## start GIVEN ENTRIES

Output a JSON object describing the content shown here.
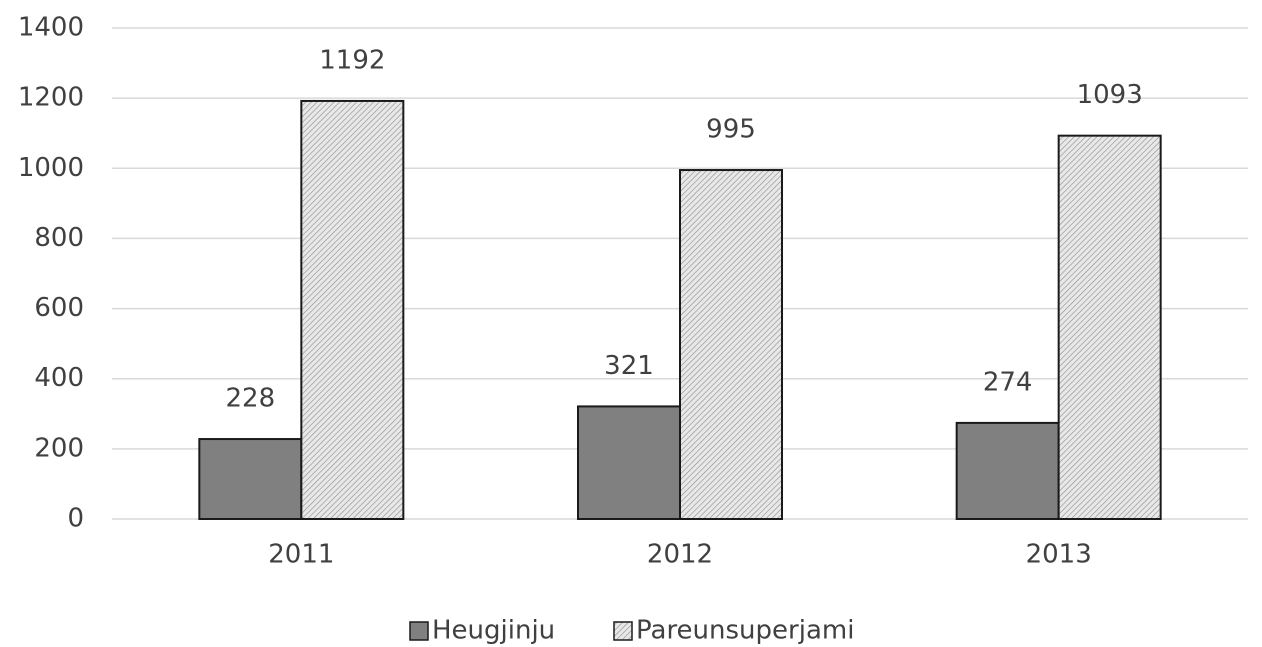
{
  "chart_data": {
    "type": "bar",
    "categories": [
      "2011",
      "2012",
      "2013"
    ],
    "series": [
      {
        "name": "Heugjinju",
        "color": "#808080",
        "values": [
          228,
          321,
          274
        ]
      },
      {
        "name": "Pareunsuperjami",
        "color": "#e8e8e8",
        "pattern": "hatch",
        "values": [
          1192,
          995,
          1093
        ]
      }
    ],
    "ylim": [
      0,
      1400
    ],
    "yticks": [
      0,
      200,
      400,
      600,
      800,
      1000,
      1200,
      1400
    ],
    "grid": true,
    "legend": "bottom",
    "data_labels": true
  }
}
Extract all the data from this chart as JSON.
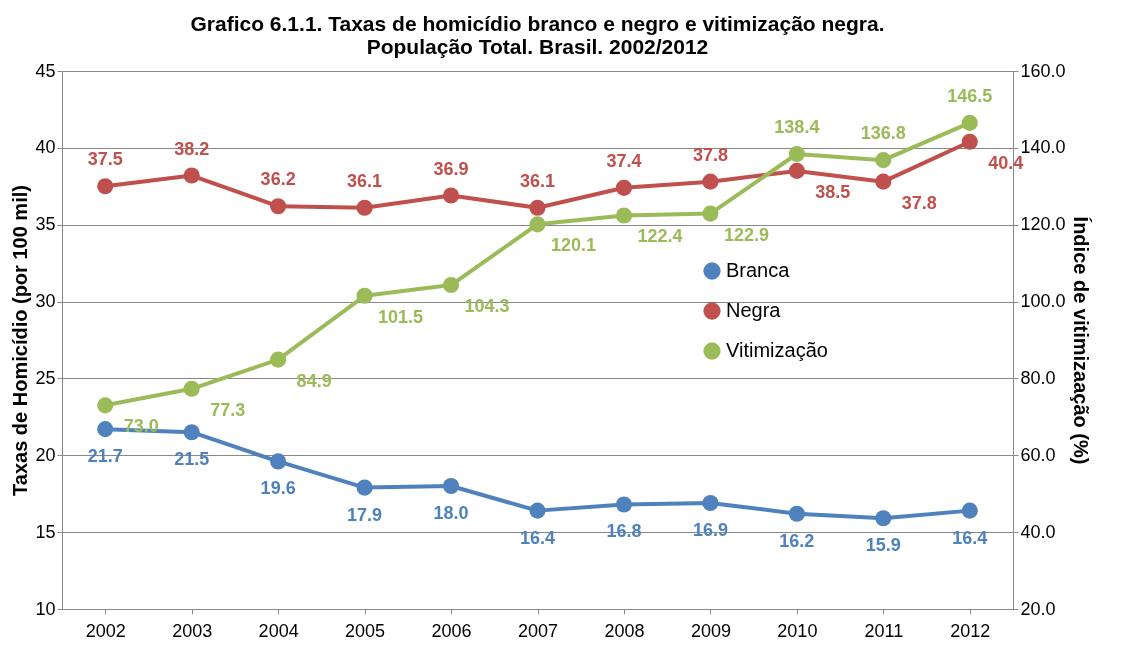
{
  "chart_data": {
    "type": "line",
    "title": "Grafico 6.1.1. Taxas de homicídio branco e negro e vitimização negra. População Total. Brasil. 2002/2012",
    "ylabel": "Taxas de Homicídio (por 100 mil)",
    "y2label": "Índice de vitimizaação (%)",
    "categories": [
      "2002",
      "2003",
      "2004",
      "2005",
      "2006",
      "2007",
      "2008",
      "2009",
      "2010",
      "2011",
      "2012"
    ],
    "series": [
      {
        "name": "Branca",
        "color": "#4f81bd",
        "values": [
          21.7,
          21.5,
          19.6,
          17.9,
          18.0,
          16.4,
          16.8,
          16.9,
          16.2,
          15.9,
          16.4
        ],
        "value_labels": [
          "21.7",
          "21.5",
          "19.6",
          "17.9",
          "18.0",
          "16.4",
          "16.8",
          "16.9",
          "16.2",
          "15.9",
          "16.4"
        ]
      },
      {
        "name": "Negra",
        "color": "#c0504d",
        "values": [
          37.5,
          38.2,
          36.2,
          36.1,
          36.9,
          36.1,
          37.4,
          37.8,
          38.5,
          37.8,
          40.4
        ],
        "value_labels": [
          "37.5",
          "38.2",
          "36.2",
          "36.1",
          "36.9",
          "36.1",
          "37.4",
          "37.8",
          "38.5",
          "37.8",
          "40.4"
        ]
      },
      {
        "name": "Vitimização",
        "color": "#9bbb59",
        "axis": "y2",
        "values": [
          73.0,
          77.3,
          84.9,
          101.5,
          104.3,
          120.1,
          122.4,
          122.9,
          138.4,
          136.8,
          146.5
        ],
        "value_labels": [
          "73.0",
          "77.3",
          "84.9",
          "101.5",
          "104.3",
          "120.1",
          "122.4",
          "122.9",
          "138.4",
          "136.8",
          "146.5"
        ]
      }
    ],
    "ylim": [
      10,
      45
    ],
    "yticks": [
      10,
      15,
      20,
      25,
      30,
      35,
      40,
      45
    ],
    "y2lim": [
      20,
      160
    ],
    "y2ticks": [
      {
        "value": 20,
        "label": "20.0"
      },
      {
        "value": 40,
        "label": "40.0"
      },
      {
        "value": 60,
        "label": "60.0"
      },
      {
        "value": 80,
        "label": "80.0"
      },
      {
        "value": 100,
        "label": "100.0"
      },
      {
        "value": 120,
        "label": "120.0"
      },
      {
        "value": 140,
        "label": "140.0"
      },
      {
        "value": 160,
        "label": "160.0"
      }
    ],
    "grid": "y",
    "legend": "right",
    "marker": "circle",
    "line_style": "solid"
  }
}
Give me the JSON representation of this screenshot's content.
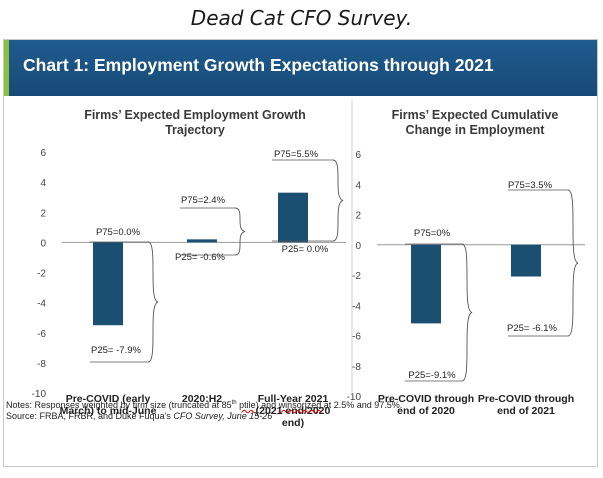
{
  "page_title": "Dead Cat CFO Survey.",
  "banner_title": "Chart 1: Employment Growth Expectations through 2021",
  "notes": {
    "line1_a": "Notes: Responses weighted by firm size (truncated at 85",
    "line1_sup": "th",
    "line1_b": " ",
    "line1_ptile": "ptile",
    "line1_c": ") and ",
    "line1_winsorized": "winsorized",
    "line1_d": " at 2.5% and 97.5%.",
    "line2_a": "Source: FRBA, FRBR, and Duke Fuqua’s ",
    "line2_italic": "CFO Survey, June 15-26"
  },
  "colors": {
    "bar": "#1b4f72",
    "axis": "#999999",
    "text": "#333333"
  },
  "chart_data": [
    {
      "type": "bar",
      "title": "Firms’ Expected Employment Growth Trajectory",
      "title_lines": [
        "Firms’ Expected Employment Growth",
        "Trajectory"
      ],
      "categories": [
        "Pre-COVID (early March) to mid-June",
        "2020:H2",
        "Full-Year 2021 (2021 end/2020 end)"
      ],
      "category_lines": [
        [
          "Pre-COVID (early",
          "March) to mid-June"
        ],
        [
          "2020:H2"
        ],
        [
          "Full-Year 2021",
          "(2021 end/2020",
          "end)"
        ]
      ],
      "values": [
        -5.5,
        0.2,
        3.3
      ],
      "ylim": [
        -10,
        6
      ],
      "yticks": [
        6,
        4,
        2,
        0,
        -2,
        -4,
        -6,
        -8,
        -10
      ],
      "grid": false,
      "annotations": [
        {
          "p75": "P75=0.0%",
          "p25": "P25= -7.9%"
        },
        {
          "p75": "P75=2.4%",
          "p25": "P25= -0.6%"
        },
        {
          "p75": "P75=5.5%",
          "p25": "P25= 0.0%"
        }
      ]
    },
    {
      "type": "bar",
      "title": "Firms’ Expected Cumulative Change in Employment",
      "title_lines": [
        "Firms’ Expected Cumulative",
        "Change in Employment"
      ],
      "categories": [
        "Pre-COVID through end of 2020",
        "Pre-COVID through end of 2021"
      ],
      "category_lines": [
        [
          "Pre-COVID through",
          "end of 2020"
        ],
        [
          "Pre-COVID through",
          "end of 2021"
        ]
      ],
      "values": [
        -5.2,
        -2.1
      ],
      "ylim": [
        -10,
        6
      ],
      "yticks": [
        6,
        4,
        2,
        0,
        -2,
        -4,
        -6,
        -8,
        -10
      ],
      "grid": false,
      "annotations": [
        {
          "p75": "P75=0%",
          "p25": "P25=-9.1%"
        },
        {
          "p75": "P75=3.5%",
          "p25": "P25= -6.1%"
        }
      ]
    }
  ]
}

## end GIVEN ENTRIES

» **TO DO**
What is the number of lines in the records that contain the word "Employment"? Answer with the number and nothing else.

» **EXPECTED ANSWER**
5